## Supplied data
◆ ◆ ◆ ◆ ◆

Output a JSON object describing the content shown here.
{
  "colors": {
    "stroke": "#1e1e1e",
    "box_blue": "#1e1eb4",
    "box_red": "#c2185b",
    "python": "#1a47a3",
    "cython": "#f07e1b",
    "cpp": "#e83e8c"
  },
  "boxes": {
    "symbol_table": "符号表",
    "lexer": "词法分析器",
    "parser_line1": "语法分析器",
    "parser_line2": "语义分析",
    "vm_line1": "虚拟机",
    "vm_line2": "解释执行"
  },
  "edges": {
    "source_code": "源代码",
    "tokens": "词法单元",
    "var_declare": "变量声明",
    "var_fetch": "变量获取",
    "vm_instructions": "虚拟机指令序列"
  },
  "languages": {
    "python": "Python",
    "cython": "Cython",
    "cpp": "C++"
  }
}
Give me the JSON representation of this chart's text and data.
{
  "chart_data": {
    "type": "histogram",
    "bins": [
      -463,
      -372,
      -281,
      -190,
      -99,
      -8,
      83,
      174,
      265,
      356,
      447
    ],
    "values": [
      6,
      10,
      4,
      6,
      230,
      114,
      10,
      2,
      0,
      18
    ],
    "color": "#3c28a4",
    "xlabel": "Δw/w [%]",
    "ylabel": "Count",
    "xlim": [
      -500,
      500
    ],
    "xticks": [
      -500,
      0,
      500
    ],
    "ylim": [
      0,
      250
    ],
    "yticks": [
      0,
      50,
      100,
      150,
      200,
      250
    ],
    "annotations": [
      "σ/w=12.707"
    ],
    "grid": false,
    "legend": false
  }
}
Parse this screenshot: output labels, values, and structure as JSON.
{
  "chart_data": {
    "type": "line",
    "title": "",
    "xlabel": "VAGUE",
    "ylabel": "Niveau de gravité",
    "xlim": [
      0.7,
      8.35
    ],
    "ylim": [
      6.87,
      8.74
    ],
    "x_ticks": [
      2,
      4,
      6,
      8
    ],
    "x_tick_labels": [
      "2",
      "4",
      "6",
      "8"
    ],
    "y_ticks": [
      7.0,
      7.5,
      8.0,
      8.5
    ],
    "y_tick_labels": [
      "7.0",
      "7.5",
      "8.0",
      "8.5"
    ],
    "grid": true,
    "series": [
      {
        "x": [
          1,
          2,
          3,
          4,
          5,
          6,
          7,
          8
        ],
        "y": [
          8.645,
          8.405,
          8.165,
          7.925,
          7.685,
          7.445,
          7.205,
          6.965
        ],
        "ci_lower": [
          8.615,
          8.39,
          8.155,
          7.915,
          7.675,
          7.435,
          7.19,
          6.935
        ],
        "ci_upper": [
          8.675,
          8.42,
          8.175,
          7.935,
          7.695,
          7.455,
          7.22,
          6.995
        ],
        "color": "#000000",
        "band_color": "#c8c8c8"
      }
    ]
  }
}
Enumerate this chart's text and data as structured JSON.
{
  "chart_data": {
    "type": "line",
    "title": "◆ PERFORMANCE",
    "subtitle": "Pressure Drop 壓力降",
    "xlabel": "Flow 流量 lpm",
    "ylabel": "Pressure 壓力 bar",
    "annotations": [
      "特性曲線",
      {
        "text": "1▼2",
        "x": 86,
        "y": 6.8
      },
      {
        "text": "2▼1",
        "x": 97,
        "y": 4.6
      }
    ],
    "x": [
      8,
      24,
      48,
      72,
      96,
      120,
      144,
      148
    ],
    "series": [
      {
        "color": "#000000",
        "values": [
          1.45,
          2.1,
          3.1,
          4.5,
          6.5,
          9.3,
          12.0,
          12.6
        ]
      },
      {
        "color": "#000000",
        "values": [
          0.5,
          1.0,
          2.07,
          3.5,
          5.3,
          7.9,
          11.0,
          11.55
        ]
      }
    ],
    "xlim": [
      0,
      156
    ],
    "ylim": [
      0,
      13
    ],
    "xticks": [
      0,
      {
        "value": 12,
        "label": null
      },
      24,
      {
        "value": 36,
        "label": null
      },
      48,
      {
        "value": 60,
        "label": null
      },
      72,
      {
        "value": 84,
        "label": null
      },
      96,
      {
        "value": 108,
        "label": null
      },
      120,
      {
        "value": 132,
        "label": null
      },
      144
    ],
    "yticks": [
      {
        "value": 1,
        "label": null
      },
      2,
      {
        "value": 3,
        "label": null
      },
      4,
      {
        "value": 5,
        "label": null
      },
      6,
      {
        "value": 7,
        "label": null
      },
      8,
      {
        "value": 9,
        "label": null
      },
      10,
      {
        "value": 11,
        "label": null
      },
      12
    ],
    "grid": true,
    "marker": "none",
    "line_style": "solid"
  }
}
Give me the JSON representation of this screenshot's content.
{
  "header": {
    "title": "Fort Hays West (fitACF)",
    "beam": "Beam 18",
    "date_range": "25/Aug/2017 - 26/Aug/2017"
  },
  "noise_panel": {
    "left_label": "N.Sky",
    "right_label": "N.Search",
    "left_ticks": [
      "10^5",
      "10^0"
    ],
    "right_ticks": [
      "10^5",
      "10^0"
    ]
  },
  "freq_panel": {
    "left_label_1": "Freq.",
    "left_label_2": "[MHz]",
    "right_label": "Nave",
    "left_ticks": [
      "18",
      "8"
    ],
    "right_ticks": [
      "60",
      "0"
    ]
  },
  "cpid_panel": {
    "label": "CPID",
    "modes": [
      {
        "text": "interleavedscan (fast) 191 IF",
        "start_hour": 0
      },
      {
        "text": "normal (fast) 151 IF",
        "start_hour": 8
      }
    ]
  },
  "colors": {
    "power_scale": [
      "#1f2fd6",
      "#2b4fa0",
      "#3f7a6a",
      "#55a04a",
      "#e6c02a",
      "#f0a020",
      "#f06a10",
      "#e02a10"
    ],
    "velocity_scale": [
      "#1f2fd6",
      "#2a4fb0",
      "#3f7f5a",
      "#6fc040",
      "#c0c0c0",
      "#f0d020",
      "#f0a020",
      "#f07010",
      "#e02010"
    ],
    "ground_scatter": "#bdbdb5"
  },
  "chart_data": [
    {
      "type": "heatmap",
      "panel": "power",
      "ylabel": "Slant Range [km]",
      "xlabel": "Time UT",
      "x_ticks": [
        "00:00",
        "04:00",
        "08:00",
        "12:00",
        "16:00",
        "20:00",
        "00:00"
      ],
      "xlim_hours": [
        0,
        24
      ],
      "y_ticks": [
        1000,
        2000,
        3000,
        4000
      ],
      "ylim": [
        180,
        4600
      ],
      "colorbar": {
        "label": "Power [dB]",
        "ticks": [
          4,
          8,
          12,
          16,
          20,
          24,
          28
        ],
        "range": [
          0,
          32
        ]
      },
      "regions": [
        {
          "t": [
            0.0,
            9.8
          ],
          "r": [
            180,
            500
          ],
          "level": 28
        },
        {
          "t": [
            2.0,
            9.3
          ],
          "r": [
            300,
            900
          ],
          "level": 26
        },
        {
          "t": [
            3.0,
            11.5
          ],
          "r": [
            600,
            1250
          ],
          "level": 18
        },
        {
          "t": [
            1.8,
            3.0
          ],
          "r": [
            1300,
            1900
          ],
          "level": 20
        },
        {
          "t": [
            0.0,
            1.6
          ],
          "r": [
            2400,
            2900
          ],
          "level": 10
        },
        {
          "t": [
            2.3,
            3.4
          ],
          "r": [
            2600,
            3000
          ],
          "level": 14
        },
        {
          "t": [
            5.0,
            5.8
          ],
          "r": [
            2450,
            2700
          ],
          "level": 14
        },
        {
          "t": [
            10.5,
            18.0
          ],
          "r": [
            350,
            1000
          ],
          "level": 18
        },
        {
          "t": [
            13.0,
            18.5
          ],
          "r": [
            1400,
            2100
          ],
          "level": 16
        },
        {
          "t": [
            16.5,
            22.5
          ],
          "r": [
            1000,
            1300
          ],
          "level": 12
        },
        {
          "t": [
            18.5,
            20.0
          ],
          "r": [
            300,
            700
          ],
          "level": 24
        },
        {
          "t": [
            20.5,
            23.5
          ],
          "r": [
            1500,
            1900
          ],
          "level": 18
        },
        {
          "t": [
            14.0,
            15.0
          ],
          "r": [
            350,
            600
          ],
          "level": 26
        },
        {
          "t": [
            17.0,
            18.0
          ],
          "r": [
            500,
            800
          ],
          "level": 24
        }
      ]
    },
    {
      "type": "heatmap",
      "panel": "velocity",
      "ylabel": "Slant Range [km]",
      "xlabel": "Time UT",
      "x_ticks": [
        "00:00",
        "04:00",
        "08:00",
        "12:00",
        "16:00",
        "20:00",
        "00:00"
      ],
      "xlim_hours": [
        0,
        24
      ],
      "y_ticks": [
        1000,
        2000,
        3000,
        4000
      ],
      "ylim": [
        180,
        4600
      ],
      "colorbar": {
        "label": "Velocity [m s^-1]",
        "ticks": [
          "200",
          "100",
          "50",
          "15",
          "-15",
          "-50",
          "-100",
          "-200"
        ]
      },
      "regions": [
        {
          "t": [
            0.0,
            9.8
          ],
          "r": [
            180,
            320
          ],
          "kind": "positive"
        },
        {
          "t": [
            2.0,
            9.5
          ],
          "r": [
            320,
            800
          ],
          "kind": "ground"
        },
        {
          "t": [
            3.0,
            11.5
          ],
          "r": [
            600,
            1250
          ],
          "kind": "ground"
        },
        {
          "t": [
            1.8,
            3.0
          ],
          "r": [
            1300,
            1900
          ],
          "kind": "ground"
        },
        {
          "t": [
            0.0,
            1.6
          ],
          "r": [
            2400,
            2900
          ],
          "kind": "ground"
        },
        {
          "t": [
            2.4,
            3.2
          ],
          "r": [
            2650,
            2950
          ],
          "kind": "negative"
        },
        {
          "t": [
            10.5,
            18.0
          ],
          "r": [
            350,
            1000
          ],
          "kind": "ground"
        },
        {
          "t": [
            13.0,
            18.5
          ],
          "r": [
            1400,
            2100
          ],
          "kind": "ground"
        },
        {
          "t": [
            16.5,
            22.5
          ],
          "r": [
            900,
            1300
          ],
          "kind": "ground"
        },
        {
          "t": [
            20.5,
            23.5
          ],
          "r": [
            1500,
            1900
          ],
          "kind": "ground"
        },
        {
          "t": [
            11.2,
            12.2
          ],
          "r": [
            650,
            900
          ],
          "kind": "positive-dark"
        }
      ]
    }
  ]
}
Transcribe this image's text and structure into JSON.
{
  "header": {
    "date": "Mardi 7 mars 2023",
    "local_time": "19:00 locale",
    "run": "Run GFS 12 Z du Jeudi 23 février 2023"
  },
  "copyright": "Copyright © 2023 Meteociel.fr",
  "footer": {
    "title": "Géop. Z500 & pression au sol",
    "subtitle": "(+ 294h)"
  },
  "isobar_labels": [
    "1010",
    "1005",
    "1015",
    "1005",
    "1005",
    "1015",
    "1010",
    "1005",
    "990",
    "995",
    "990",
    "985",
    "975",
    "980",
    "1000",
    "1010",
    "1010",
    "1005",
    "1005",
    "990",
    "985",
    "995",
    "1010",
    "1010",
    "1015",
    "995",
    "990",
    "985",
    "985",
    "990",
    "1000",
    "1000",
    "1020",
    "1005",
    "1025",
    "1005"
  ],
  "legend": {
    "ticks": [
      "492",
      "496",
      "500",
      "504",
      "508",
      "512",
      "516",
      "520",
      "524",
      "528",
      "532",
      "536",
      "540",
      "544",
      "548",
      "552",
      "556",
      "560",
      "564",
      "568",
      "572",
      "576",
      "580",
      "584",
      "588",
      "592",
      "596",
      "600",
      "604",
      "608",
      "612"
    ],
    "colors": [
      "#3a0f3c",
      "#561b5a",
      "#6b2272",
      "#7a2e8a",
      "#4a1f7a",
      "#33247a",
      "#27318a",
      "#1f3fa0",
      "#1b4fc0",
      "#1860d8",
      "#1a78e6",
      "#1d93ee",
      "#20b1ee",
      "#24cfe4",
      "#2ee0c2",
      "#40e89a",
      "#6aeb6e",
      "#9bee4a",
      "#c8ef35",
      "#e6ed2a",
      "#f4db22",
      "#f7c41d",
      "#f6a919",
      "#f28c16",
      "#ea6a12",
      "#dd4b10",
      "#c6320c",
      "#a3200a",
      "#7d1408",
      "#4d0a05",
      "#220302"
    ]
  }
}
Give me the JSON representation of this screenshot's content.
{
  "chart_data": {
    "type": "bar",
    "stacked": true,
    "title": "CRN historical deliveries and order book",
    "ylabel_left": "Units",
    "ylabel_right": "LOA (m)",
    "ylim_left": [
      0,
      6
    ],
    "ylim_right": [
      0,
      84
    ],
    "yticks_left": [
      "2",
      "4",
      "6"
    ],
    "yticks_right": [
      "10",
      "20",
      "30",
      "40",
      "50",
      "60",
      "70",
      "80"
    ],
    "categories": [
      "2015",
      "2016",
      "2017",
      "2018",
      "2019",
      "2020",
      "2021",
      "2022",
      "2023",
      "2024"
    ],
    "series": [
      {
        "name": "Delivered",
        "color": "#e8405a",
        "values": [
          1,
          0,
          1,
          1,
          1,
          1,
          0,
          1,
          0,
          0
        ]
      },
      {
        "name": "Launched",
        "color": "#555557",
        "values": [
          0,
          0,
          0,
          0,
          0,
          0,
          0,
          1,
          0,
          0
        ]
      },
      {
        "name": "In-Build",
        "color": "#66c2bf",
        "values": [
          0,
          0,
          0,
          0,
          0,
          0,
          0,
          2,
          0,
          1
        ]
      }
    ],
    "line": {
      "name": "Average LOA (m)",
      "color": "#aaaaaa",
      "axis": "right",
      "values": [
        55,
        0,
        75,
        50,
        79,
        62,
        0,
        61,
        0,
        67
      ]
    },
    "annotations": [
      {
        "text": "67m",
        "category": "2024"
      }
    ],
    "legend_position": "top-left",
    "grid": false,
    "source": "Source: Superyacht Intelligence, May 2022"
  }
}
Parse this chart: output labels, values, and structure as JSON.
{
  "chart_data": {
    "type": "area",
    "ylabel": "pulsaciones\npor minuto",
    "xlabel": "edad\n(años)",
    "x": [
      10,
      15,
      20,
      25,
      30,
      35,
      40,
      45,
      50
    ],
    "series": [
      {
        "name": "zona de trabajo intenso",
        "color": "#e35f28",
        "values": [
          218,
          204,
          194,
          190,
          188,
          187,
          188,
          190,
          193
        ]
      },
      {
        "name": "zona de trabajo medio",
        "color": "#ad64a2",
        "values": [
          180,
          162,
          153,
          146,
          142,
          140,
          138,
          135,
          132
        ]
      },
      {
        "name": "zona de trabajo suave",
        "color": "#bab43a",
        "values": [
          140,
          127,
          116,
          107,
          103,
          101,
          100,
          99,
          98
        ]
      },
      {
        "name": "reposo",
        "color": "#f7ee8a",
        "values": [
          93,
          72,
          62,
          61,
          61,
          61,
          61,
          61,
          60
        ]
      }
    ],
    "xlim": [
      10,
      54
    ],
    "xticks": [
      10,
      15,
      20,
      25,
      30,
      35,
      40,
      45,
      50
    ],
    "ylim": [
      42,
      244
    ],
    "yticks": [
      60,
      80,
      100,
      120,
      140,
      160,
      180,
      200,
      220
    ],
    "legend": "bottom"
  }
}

◆ ◆ ◆ ◆ ◆

## Task instructions
The word "text" may appear on some lines of these records; state how many such lines there are, and nothing else.

## Result of this exercise
8